Task brief: Pictures stay out of your copy, but everything else in the records below must be repeated exactly.

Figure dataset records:
------------------------------------------------
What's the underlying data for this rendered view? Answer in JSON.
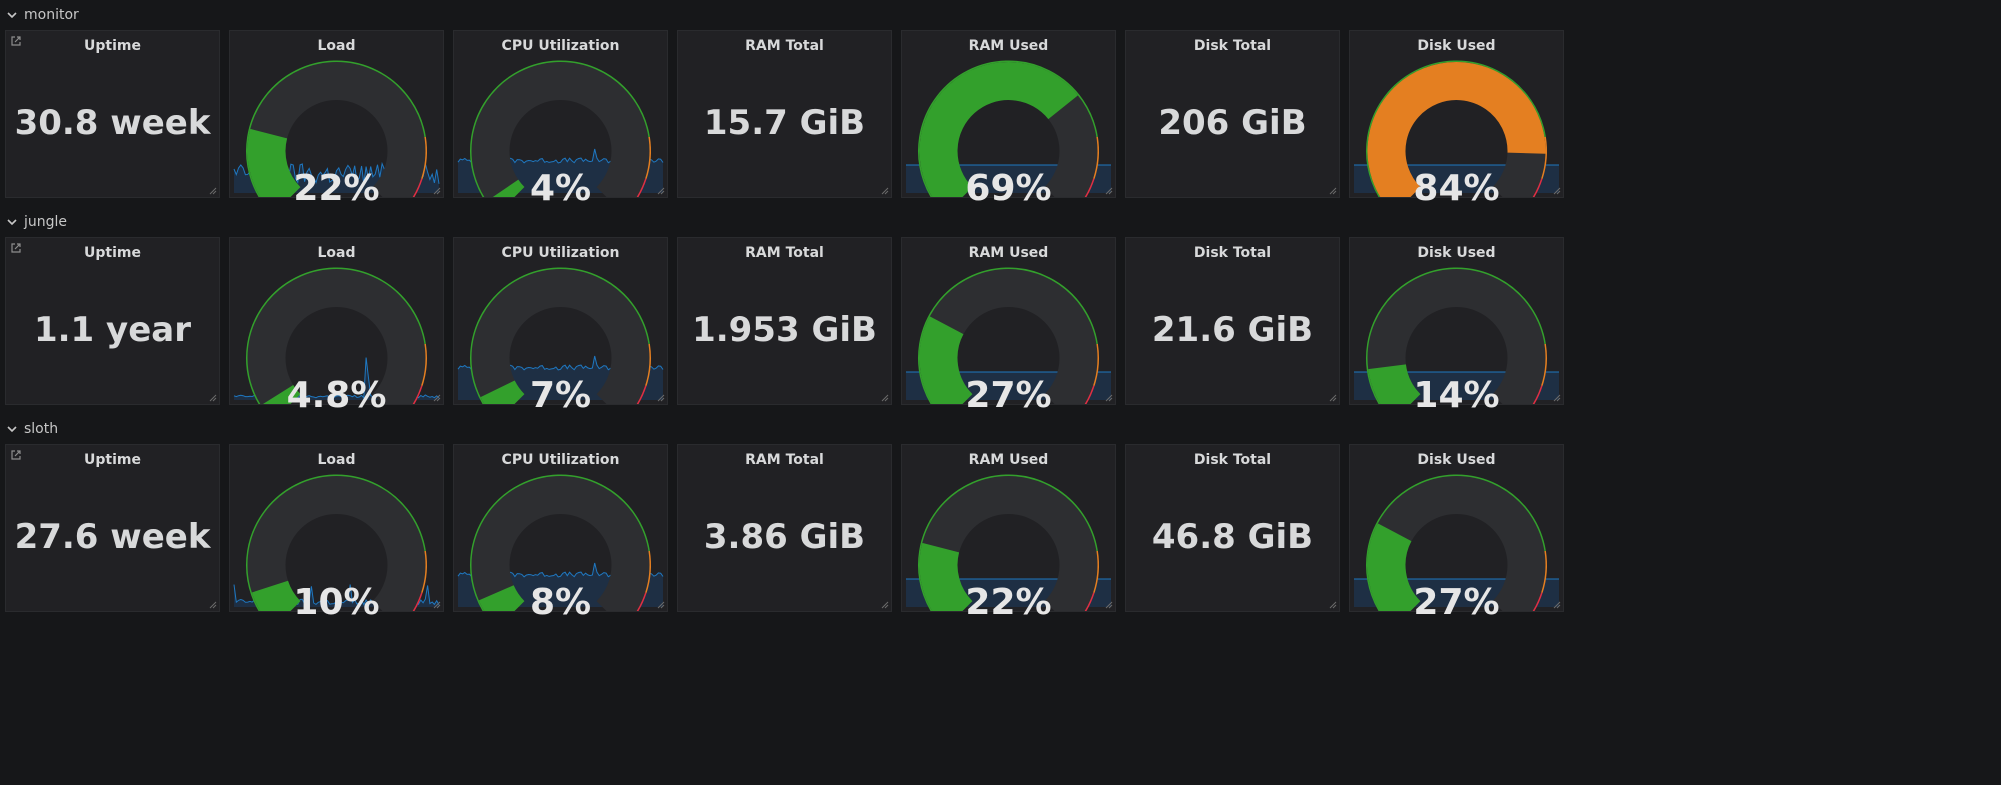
{
  "colors": {
    "green": "#33a02c",
    "orange": "#e47f21",
    "red": "#e02f44",
    "sparkline": "#1f78c1",
    "sparkfill": "#1e3148"
  },
  "rows": [
    {
      "name": "monitor",
      "panels": [
        {
          "type": "stat",
          "title": "Uptime",
          "value": "30.8 week"
        },
        {
          "type": "gauge",
          "title": "Load",
          "display": "22%",
          "value": 22,
          "fill": "green",
          "spark": "load1"
        },
        {
          "type": "gauge",
          "title": "CPU Utilization",
          "display": "4%",
          "value": 4,
          "fill": "green",
          "spark": "cpu"
        },
        {
          "type": "stat",
          "title": "RAM Total",
          "value": "15.7 GiB"
        },
        {
          "type": "gauge",
          "title": "RAM Used",
          "display": "69%",
          "value": 69,
          "fill": "green",
          "spark": "flat"
        },
        {
          "type": "stat",
          "title": "Disk Total",
          "value": "206 GiB"
        },
        {
          "type": "gauge",
          "title": "Disk Used",
          "display": "84%",
          "value": 84,
          "fill": "orange",
          "spark": "flat"
        }
      ]
    },
    {
      "name": "jungle",
      "panels": [
        {
          "type": "stat",
          "title": "Uptime",
          "value": "1.1 year"
        },
        {
          "type": "gauge",
          "title": "Load",
          "display": "4.8%",
          "value": 4.8,
          "fill": "green",
          "spark": "load2"
        },
        {
          "type": "gauge",
          "title": "CPU Utilization",
          "display": "7%",
          "value": 7,
          "fill": "green",
          "spark": "cpu"
        },
        {
          "type": "stat",
          "title": "RAM Total",
          "value": "1.953 GiB"
        },
        {
          "type": "gauge",
          "title": "RAM Used",
          "display": "27%",
          "value": 27,
          "fill": "green",
          "spark": "flat"
        },
        {
          "type": "stat",
          "title": "Disk Total",
          "value": "21.6 GiB"
        },
        {
          "type": "gauge",
          "title": "Disk Used",
          "display": "14%",
          "value": 14,
          "fill": "green",
          "spark": "flat"
        }
      ]
    },
    {
      "name": "sloth",
      "panels": [
        {
          "type": "stat",
          "title": "Uptime",
          "value": "27.6 week"
        },
        {
          "type": "gauge",
          "title": "Load",
          "display": "10%",
          "value": 10,
          "fill": "green",
          "spark": "load3"
        },
        {
          "type": "gauge",
          "title": "CPU Utilization",
          "display": "8%",
          "value": 8,
          "fill": "green",
          "spark": "cpu"
        },
        {
          "type": "stat",
          "title": "RAM Total",
          "value": "3.86 GiB"
        },
        {
          "type": "gauge",
          "title": "RAM Used",
          "display": "22%",
          "value": 22,
          "fill": "green",
          "spark": "flat"
        },
        {
          "type": "stat",
          "title": "Disk Total",
          "value": "46.8 GiB"
        },
        {
          "type": "gauge",
          "title": "Disk Used",
          "display": "27%",
          "value": 27,
          "fill": "green",
          "spark": "flat"
        }
      ]
    }
  ]
}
------------------------------------------------
Written answer:
What's the underlying data for this rendered view? Answer in JSON.
{
  "colors": {
    "green": "#33a02c",
    "orange": "#e47f21",
    "red": "#e02f44",
    "sparkline": "#1f78c1",
    "sparkfill": "#1e3148"
  },
  "rows": [
    {
      "name": "monitor",
      "panels": [
        {
          "type": "stat",
          "title": "Uptime",
          "value": "30.8 week"
        },
        {
          "type": "gauge",
          "title": "Load",
          "display": "22%",
          "value": 22,
          "fill": "green",
          "spark": "load1"
        },
        {
          "type": "gauge",
          "title": "CPU Utilization",
          "display": "4%",
          "value": 4,
          "fill": "green",
          "spark": "cpu"
        },
        {
          "type": "stat",
          "title": "RAM Total",
          "value": "15.7 GiB"
        },
        {
          "type": "gauge",
          "title": "RAM Used",
          "display": "69%",
          "value": 69,
          "fill": "green",
          "spark": "flat"
        },
        {
          "type": "stat",
          "title": "Disk Total",
          "value": "206 GiB"
        },
        {
          "type": "gauge",
          "title": "Disk Used",
          "display": "84%",
          "value": 84,
          "fill": "orange",
          "spark": "flat"
        }
      ]
    },
    {
      "name": "jungle",
      "panels": [
        {
          "type": "stat",
          "title": "Uptime",
          "value": "1.1 year"
        },
        {
          "type": "gauge",
          "title": "Load",
          "display": "4.8%",
          "value": 4.8,
          "fill": "green",
          "spark": "load2"
        },
        {
          "type": "gauge",
          "title": "CPU Utilization",
          "display": "7%",
          "value": 7,
          "fill": "green",
          "spark": "cpu"
        },
        {
          "type": "stat",
          "title": "RAM Total",
          "value": "1.953 GiB"
        },
        {
          "type": "gauge",
          "title": "RAM Used",
          "display": "27%",
          "value": 27,
          "fill": "green",
          "spark": "flat"
        },
        {
          "type": "stat",
          "title": "Disk Total",
          "value": "21.6 GiB"
        },
        {
          "type": "gauge",
          "title": "Disk Used",
          "display": "14%",
          "value": 14,
          "fill": "green",
          "spark": "flat"
        }
      ]
    },
    {
      "name": "sloth",
      "panels": [
        {
          "type": "stat",
          "title": "Uptime",
          "value": "27.6 week"
        },
        {
          "type": "gauge",
          "title": "Load",
          "display": "10%",
          "value": 10,
          "fill": "green",
          "spark": "load3"
        },
        {
          "type": "gauge",
          "title": "CPU Utilization",
          "display": "8%",
          "value": 8,
          "fill": "green",
          "spark": "cpu"
        },
        {
          "type": "stat",
          "title": "RAM Total",
          "value": "3.86 GiB"
        },
        {
          "type": "gauge",
          "title": "RAM Used",
          "display": "22%",
          "value": 22,
          "fill": "green",
          "spark": "flat"
        },
        {
          "type": "stat",
          "title": "Disk Total",
          "value": "46.8 GiB"
        },
        {
          "type": "gauge",
          "title": "Disk Used",
          "display": "27%",
          "value": 27,
          "fill": "green",
          "spark": "flat"
        }
      ]
    }
  ]
}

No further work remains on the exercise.